* **RECORDED INFORMATION**
* * * * * * * * *

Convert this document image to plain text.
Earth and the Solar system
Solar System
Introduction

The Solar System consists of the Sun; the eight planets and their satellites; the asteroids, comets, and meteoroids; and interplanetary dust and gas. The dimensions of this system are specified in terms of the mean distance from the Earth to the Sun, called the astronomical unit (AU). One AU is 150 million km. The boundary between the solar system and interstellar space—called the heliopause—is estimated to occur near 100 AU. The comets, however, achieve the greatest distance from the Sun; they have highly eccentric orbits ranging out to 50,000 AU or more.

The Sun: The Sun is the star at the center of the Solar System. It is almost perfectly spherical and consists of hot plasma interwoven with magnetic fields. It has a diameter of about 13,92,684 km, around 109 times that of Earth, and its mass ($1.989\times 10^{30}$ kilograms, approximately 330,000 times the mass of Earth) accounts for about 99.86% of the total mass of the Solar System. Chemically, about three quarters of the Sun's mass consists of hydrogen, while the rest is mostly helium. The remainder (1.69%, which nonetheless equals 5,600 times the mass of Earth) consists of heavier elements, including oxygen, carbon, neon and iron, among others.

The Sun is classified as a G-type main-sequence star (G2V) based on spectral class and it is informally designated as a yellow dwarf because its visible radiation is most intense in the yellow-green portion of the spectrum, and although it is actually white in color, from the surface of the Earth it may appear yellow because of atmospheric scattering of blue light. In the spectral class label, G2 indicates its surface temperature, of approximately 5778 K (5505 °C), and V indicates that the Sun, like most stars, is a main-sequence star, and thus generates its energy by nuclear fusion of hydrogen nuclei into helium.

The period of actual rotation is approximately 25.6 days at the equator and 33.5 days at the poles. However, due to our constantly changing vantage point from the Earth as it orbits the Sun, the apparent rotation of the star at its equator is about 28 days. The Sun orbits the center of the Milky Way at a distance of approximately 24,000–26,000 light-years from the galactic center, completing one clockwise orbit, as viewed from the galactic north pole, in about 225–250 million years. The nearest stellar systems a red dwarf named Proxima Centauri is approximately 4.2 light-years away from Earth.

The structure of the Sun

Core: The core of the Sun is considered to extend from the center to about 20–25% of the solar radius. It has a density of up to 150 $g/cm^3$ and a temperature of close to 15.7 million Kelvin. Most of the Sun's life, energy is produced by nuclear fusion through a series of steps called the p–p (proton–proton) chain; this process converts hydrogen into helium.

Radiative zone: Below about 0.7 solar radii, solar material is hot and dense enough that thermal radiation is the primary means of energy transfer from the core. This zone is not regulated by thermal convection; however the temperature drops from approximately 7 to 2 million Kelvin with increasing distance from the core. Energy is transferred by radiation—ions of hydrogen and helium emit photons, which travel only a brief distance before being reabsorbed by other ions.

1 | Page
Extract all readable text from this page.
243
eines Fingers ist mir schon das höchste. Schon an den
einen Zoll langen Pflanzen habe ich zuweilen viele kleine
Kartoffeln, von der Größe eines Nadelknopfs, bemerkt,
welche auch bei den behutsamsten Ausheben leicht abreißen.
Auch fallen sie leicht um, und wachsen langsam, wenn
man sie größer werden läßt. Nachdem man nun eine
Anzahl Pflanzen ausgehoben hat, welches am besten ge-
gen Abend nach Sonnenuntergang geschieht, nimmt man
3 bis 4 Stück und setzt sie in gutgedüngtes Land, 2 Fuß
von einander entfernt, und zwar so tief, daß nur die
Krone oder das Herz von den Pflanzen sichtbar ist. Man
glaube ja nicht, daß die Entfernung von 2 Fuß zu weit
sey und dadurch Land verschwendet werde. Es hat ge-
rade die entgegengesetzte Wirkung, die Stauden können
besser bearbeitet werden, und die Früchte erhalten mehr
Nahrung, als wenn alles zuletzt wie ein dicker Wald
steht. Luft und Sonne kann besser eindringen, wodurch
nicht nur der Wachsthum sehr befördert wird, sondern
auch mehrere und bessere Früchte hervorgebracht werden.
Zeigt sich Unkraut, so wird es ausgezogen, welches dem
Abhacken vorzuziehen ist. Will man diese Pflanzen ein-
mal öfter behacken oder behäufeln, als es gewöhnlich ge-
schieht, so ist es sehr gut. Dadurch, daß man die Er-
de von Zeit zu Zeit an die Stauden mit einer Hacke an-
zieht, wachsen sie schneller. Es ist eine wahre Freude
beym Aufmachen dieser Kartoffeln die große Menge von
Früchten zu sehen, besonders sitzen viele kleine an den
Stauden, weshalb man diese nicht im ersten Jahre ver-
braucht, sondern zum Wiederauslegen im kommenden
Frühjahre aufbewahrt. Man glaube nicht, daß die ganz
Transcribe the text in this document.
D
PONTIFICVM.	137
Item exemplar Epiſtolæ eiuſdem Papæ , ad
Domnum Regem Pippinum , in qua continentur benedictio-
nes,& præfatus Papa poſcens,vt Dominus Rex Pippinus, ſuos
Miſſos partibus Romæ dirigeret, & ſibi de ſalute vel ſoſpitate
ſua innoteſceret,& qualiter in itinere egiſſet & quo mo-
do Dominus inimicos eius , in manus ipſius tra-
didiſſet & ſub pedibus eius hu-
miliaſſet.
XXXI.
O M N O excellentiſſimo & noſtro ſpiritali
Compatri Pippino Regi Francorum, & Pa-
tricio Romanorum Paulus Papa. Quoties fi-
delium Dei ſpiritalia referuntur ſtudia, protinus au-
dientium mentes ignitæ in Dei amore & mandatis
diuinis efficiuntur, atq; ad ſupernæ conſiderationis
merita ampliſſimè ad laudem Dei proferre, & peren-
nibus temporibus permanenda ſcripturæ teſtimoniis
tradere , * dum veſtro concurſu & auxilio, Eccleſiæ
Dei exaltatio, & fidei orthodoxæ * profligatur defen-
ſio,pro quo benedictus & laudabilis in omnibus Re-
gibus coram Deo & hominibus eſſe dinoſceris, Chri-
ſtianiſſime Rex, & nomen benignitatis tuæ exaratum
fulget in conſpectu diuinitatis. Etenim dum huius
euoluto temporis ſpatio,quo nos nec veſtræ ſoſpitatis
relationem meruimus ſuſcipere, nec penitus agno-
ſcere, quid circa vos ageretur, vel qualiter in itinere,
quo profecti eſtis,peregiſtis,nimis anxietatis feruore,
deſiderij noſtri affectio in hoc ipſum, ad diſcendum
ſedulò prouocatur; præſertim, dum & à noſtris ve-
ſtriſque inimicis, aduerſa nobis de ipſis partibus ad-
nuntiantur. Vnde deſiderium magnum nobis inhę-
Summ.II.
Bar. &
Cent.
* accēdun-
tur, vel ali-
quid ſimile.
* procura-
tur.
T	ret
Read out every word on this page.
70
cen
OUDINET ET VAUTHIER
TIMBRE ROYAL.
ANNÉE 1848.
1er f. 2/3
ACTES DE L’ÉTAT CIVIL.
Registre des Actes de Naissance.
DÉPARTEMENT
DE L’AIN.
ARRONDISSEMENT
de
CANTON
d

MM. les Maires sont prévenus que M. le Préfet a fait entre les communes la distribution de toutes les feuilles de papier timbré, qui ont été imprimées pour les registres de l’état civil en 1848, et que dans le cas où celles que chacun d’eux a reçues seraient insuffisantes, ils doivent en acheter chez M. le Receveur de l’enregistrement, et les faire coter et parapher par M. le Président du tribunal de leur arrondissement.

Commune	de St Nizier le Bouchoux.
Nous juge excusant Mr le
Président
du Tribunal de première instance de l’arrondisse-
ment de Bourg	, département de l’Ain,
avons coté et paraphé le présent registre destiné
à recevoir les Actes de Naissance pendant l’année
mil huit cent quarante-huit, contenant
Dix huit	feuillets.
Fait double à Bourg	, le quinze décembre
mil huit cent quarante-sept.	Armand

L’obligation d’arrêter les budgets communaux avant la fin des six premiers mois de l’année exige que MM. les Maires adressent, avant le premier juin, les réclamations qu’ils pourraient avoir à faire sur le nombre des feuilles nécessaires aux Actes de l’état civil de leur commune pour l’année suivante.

* * * * * * * * *

Please reproduce each line exactly as written.

* **COMPLETE RESPONSE**
Convert this document image to plain text.
Earth and the Solar system
Solar System
Introduction

The Solar System consists of the Sun; the eight planets and their satellites; the asteroids, comets, and meteoroids; and interplanetary dust and gas. The dimensions of this system are specified in terms of the mean distance from the Earth to the Sun, called the astronomical unit (AU). One AU is 150 million km. The boundary between the solar system and interstellar space—called the heliopause—is estimated to occur near 100 AU. The comets, however, achieve the greatest distance from the Sun; they have highly eccentric orbits ranging out to 50,000 AU or more.

The Sun: The Sun is the star at the center of the Solar System. It is almost perfectly spherical and consists of hot plasma interwoven with magnetic fields. It has a diameter of about 13,92,684 km, around 109 times that of Earth, and its mass ($1.989\times 10^{30}$ kilograms, approximately 330,000 times the mass of Earth) accounts for about 99.86% of the total mass of the Solar System. Chemically, about three quarters of the Sun's mass consists of hydrogen, while the rest is mostly helium. The remainder (1.69%, which nonetheless equals 5,600 times the mass of Earth) consists of heavier elements, including oxygen, carbon, neon and iron, among others.

The Sun is classified as a G-type main-sequence star (G2V) based on spectral class and it is informally designated as a yellow dwarf because its visible radiation is most intense in the yellow-green portion of the spectrum, and although it is actually white in color, from the surface of the Earth it may appear yellow because of atmospheric scattering of blue light. In the spectral class label, G2 indicates its surface temperature, of approximately 5778 K (5505 °C), and V indicates that the Sun, like most stars, is a main-sequence star, and thus generates its energy by nuclear fusion of hydrogen nuclei into helium.

The period of actual rotation is approximately 25.6 days at the equator and 33.5 days at the poles. However, due to our constantly changing vantage point from the Earth as it orbits the Sun, the apparent rotation of the star at its equator is about 28 days. The Sun orbits the center of the Milky Way at a distance of approximately 24,000–26,000 light-years from the galactic center, completing one clockwise orbit, as viewed from the galactic north pole, in about 225–250 million years. The nearest stellar systems a red dwarf named Proxima Centauri is approximately 4.2 light-years away from Earth.

The structure of the Sun

Core: The core of the Sun is considered to extend from the center to about 20–25% of the solar radius. It has a density of up to 150 $g/cm^3$ and a temperature of close to 15.7 million Kelvin. Most of the Sun's life, energy is produced by nuclear fusion through a series of steps called the p–p (proton–proton) chain; this process converts hydrogen into helium.

Radiative zone: Below about 0.7 solar radii, solar material is hot and dense enough that thermal radiation is the primary means of energy transfer from the core. This zone is not regulated by thermal convection; however the temperature drops from approximately 7 to 2 million Kelvin with increasing distance from the core. Energy is transferred by radiation—ions of hydrogen and helium emit photons, which travel only a brief distance before being reabsorbed by other ions.

1 | Page
Extract all readable text from this page.
243
eines Fingers ist mir schon das höchste. Schon an den
einen Zoll langen Pflanzen habe ich zuweilen viele kleine
Kartoffeln, von der Größe eines Nadelknopfs, bemerkt,
welche auch bei den behutsamsten Ausheben leicht abreißen.
Auch fallen sie leicht um, und wachsen langsam, wenn
man sie größer werden läßt. Nachdem man nun eine
Anzahl Pflanzen ausgehoben hat, welches am besten ge-
gen Abend nach Sonnenuntergang geschieht, nimmt man
3 bis 4 Stück und setzt sie in gutgedüngtes Land, 2 Fuß
von einander entfernt, und zwar so tief, daß nur die
Krone oder das Herz von den Pflanzen sichtbar ist. Man
glaube ja nicht, daß die Entfernung von 2 Fuß zu weit
sey und dadurch Land verschwendet werde. Es hat ge-
rade die entgegengesetzte Wirkung, die Stauden können
besser bearbeitet werden, und die Früchte erhalten mehr
Nahrung, als wenn alles zuletzt wie ein dicker Wald
steht. Luft und Sonne kann besser eindringen, wodurch
nicht nur der Wachsthum sehr befördert wird, sondern
auch mehrere und bessere Früchte hervorgebracht werden.
Zeigt sich Unkraut, so wird es ausgezogen, welches dem
Abhacken vorzuziehen ist. Will man diese Pflanzen ein-
mal öfter behacken oder behäufeln, als es gewöhnlich ge-
schieht, so ist es sehr gut. Dadurch, daß man die Er-
de von Zeit zu Zeit an die Stauden mit einer Hacke an-
zieht, wachsen sie schneller. Es ist eine wahre Freude
beym Aufmachen dieser Kartoffeln die große Menge von
Früchten zu sehen, besonders sitzen viele kleine an den
Stauden, weshalb man diese nicht im ersten Jahre ver-
braucht, sondern zum Wiederauslegen im kommenden
Frühjahre aufbewahrt. Man glaube nicht, daß die ganz
Transcribe the text in this document.
D
PONTIFICVM.	137
Item exemplar Epiſtolæ eiuſdem Papæ , ad
Domnum Regem Pippinum , in qua continentur benedictio-
nes,& præfatus Papa poſcens,vt Dominus Rex Pippinus, ſuos
Miſſos partibus Romæ dirigeret, & ſibi de ſalute vel ſoſpitate
ſua innoteſceret,& qualiter in itinere egiſſet & quo mo-
do Dominus inimicos eius , in manus ipſius tra-
didiſſet & ſub pedibus eius hu-
miliaſſet.
XXXI.
O M N O excellentiſſimo & noſtro ſpiritali
Compatri Pippino Regi Francorum, & Pa-
tricio Romanorum Paulus Papa. Quoties fi-
delium Dei ſpiritalia referuntur ſtudia, protinus au-
dientium mentes ignitæ in Dei amore & mandatis
diuinis efficiuntur, atq; ad ſupernæ conſiderationis
merita ampliſſimè ad laudem Dei proferre, & peren-
nibus temporibus permanenda ſcripturæ teſtimoniis
tradere , * dum veſtro concurſu & auxilio, Eccleſiæ
Dei exaltatio, & fidei orthodoxæ * profligatur defen-
ſio,pro quo benedictus & laudabilis in omnibus Re-
gibus coram Deo & hominibus eſſe dinoſceris, Chri-
ſtianiſſime Rex, & nomen benignitatis tuæ exaratum
fulget in conſpectu diuinitatis. Etenim dum huius
euoluto temporis ſpatio,quo nos nec veſtræ ſoſpitatis
relationem meruimus ſuſcipere, nec penitus agno-
ſcere, quid circa vos ageretur, vel qualiter in itinere,
quo profecti eſtis,peregiſtis,nimis anxietatis feruore,
deſiderij noſtri affectio in hoc ipſum, ad diſcendum
ſedulò prouocatur; præſertim, dum & à noſtris ve-
ſtriſque inimicis, aduerſa nobis de ipſis partibus ad-
nuntiantur. Vnde deſiderium magnum nobis inhę-
Summ.II.
Bar. &
Cent.
* accēdun-
tur, vel ali-
quid ſimile.
* procura-
tur.
T	ret
Read out every word on this page.
70
cen
OUDINET ET VAUTHIER
TIMBRE ROYAL.
ANNÉE 1848.
1er f. 2/3
ACTES DE L’ÉTAT CIVIL.
Registre des Actes de Naissance.
DÉPARTEMENT
DE L’AIN.
ARRONDISSEMENT
de
CANTON
d

MM. les Maires sont prévenus que M. le Préfet a fait entre les communes la distribution de toutes les feuilles de papier timbré, qui ont été imprimées pour les registres de l’état civil en 1848, et que dans le cas où celles que chacun d’eux a reçues seraient insuffisantes, ils doivent en acheter chez M. le Receveur de l’enregistrement, et les faire coter et parapher par M. le Président du tribunal de leur arrondissement.

Commune	de St Nizier le Bouchoux.
Nous juge excusant Mr le
Président
du Tribunal de première instance de l’arrondisse-
ment de Bourg	, département de l’Ain,
avons coté et paraphé le présent registre destiné
à recevoir les Actes de Naissance pendant l’année
mil huit cent quarante-huit, contenant
Dix huit	feuillets.
Fait double à Bourg	, le quinze décembre
mil huit cent quarante-sept.	Armand

L’obligation d’arrêter les budgets communaux avant la fin des six premiers mois de l’année exige que MM. les Maires adressent, avant le premier juin, les réclamations qu’ils pourraient avoir à faire sur le nombre des feuilles nécessaires aux Actes de l’état civil de leur commune pour l’année suivante.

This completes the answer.